_Task instructions_. Write out every entry, unchanged. Skip any picture.
>> start Records shown
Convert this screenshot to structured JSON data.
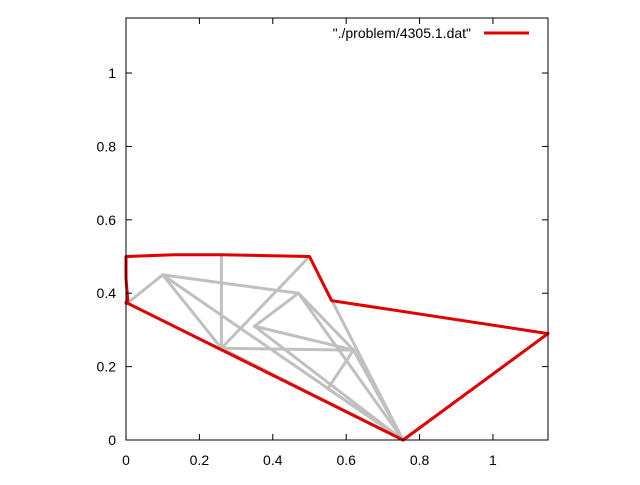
{
  "chart_data": {
    "type": "line",
    "title": "",
    "xlabel": "",
    "ylabel": "",
    "xlim": [
      0,
      1.15
    ],
    "ylim": [
      0,
      1.15
    ],
    "x_ticks": [
      0,
      0.2,
      0.4,
      0.6,
      0.8,
      1
    ],
    "x_tick_labels": [
      "0",
      "0.2",
      "0.4",
      "0.6",
      "0.8",
      "1"
    ],
    "y_ticks": [
      0,
      0.2,
      0.4,
      0.6,
      0.8,
      1
    ],
    "y_tick_labels": [
      "0",
      "0.2",
      "0.4",
      "0.6",
      "0.8",
      "1"
    ],
    "grid": false,
    "legend_position": "top-right",
    "series": [
      {
        "name": "\"./problem/4305.1.dat\"",
        "color": "#e00000",
        "points": [
          [
            0,
            0.44
          ],
          [
            0,
            0.5
          ],
          [
            0.13,
            0.505
          ],
          [
            0.26,
            0.505
          ],
          [
            0.5,
            0.5
          ],
          [
            0.56,
            0.38
          ],
          [
            1.15,
            0.29
          ],
          [
            0.755,
            0
          ],
          [
            0,
            0.375
          ],
          [
            0.005,
            0.38
          ],
          [
            0,
            0.44
          ]
        ]
      }
    ],
    "mesh": {
      "color": "#c0c0c0",
      "segments": [
        [
          [
            0,
            0.37
          ],
          [
            0.1,
            0.45
          ]
        ],
        [
          [
            0.1,
            0.45
          ],
          [
            0.26,
            0.25
          ]
        ],
        [
          [
            0.1,
            0.45
          ],
          [
            0.47,
            0.4
          ]
        ],
        [
          [
            0.1,
            0.45
          ],
          [
            0.755,
            0
          ]
        ],
        [
          [
            0.26,
            0.5
          ],
          [
            0.26,
            0.25
          ]
        ],
        [
          [
            0.26,
            0.25
          ],
          [
            0.5,
            0.5
          ]
        ],
        [
          [
            0.26,
            0.25
          ],
          [
            0.62,
            0.245
          ]
        ],
        [
          [
            0.26,
            0.25
          ],
          [
            0.755,
            0
          ]
        ],
        [
          [
            0.35,
            0.31
          ],
          [
            0.47,
            0.4
          ]
        ],
        [
          [
            0.35,
            0.31
          ],
          [
            0.62,
            0.245
          ]
        ],
        [
          [
            0.35,
            0.31
          ],
          [
            0.755,
            0
          ]
        ],
        [
          [
            0.47,
            0.4
          ],
          [
            0.62,
            0.245
          ]
        ],
        [
          [
            0.5,
            0.5
          ],
          [
            0.755,
            0
          ]
        ],
        [
          [
            0.47,
            0.4
          ],
          [
            0.755,
            0
          ]
        ],
        [
          [
            0.62,
            0.245
          ],
          [
            0.55,
            0.14
          ]
        ],
        [
          [
            0.62,
            0.245
          ],
          [
            0.755,
            0
          ]
        ],
        [
          [
            0.55,
            0.14
          ],
          [
            0.755,
            0
          ]
        ],
        [
          [
            1.15,
            0.29
          ],
          [
            0.755,
            0
          ]
        ]
      ]
    }
  }
}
>> end Records shown
_Solution for this problem_.
Convert this screenshot to structured JSON data.
{
  "chart_data": {
    "type": "line",
    "title": "",
    "xlabel": "",
    "ylabel": "",
    "xlim": [
      0,
      1.15
    ],
    "ylim": [
      0,
      1.15
    ],
    "x_ticks": [
      0,
      0.2,
      0.4,
      0.6,
      0.8,
      1
    ],
    "x_tick_labels": [
      "0",
      "0.2",
      "0.4",
      "0.6",
      "0.8",
      "1"
    ],
    "y_ticks": [
      0,
      0.2,
      0.4,
      0.6,
      0.8,
      1
    ],
    "y_tick_labels": [
      "0",
      "0.2",
      "0.4",
      "0.6",
      "0.8",
      "1"
    ],
    "grid": false,
    "legend_position": "top-right",
    "series": [
      {
        "name": "\"./problem/4305.1.dat\"",
        "color": "#e00000",
        "points": [
          [
            0,
            0.44
          ],
          [
            0,
            0.5
          ],
          [
            0.13,
            0.505
          ],
          [
            0.26,
            0.505
          ],
          [
            0.5,
            0.5
          ],
          [
            0.56,
            0.38
          ],
          [
            1.15,
            0.29
          ],
          [
            0.755,
            0
          ],
          [
            0,
            0.375
          ],
          [
            0.005,
            0.38
          ],
          [
            0,
            0.44
          ]
        ]
      }
    ],
    "mesh": {
      "color": "#c0c0c0",
      "segments": [
        [
          [
            0,
            0.37
          ],
          [
            0.1,
            0.45
          ]
        ],
        [
          [
            0.1,
            0.45
          ],
          [
            0.26,
            0.25
          ]
        ],
        [
          [
            0.1,
            0.45
          ],
          [
            0.47,
            0.4
          ]
        ],
        [
          [
            0.1,
            0.45
          ],
          [
            0.755,
            0
          ]
        ],
        [
          [
            0.26,
            0.5
          ],
          [
            0.26,
            0.25
          ]
        ],
        [
          [
            0.26,
            0.25
          ],
          [
            0.5,
            0.5
          ]
        ],
        [
          [
            0.26,
            0.25
          ],
          [
            0.62,
            0.245
          ]
        ],
        [
          [
            0.26,
            0.25
          ],
          [
            0.755,
            0
          ]
        ],
        [
          [
            0.35,
            0.31
          ],
          [
            0.47,
            0.4
          ]
        ],
        [
          [
            0.35,
            0.31
          ],
          [
            0.62,
            0.245
          ]
        ],
        [
          [
            0.35,
            0.31
          ],
          [
            0.755,
            0
          ]
        ],
        [
          [
            0.47,
            0.4
          ],
          [
            0.62,
            0.245
          ]
        ],
        [
          [
            0.5,
            0.5
          ],
          [
            0.755,
            0
          ]
        ],
        [
          [
            0.47,
            0.4
          ],
          [
            0.755,
            0
          ]
        ],
        [
          [
            0.62,
            0.245
          ],
          [
            0.55,
            0.14
          ]
        ],
        [
          [
            0.62,
            0.245
          ],
          [
            0.755,
            0
          ]
        ],
        [
          [
            0.55,
            0.14
          ],
          [
            0.755,
            0
          ]
        ],
        [
          [
            1.15,
            0.29
          ],
          [
            0.755,
            0
          ]
        ]
      ]
    }
  }
}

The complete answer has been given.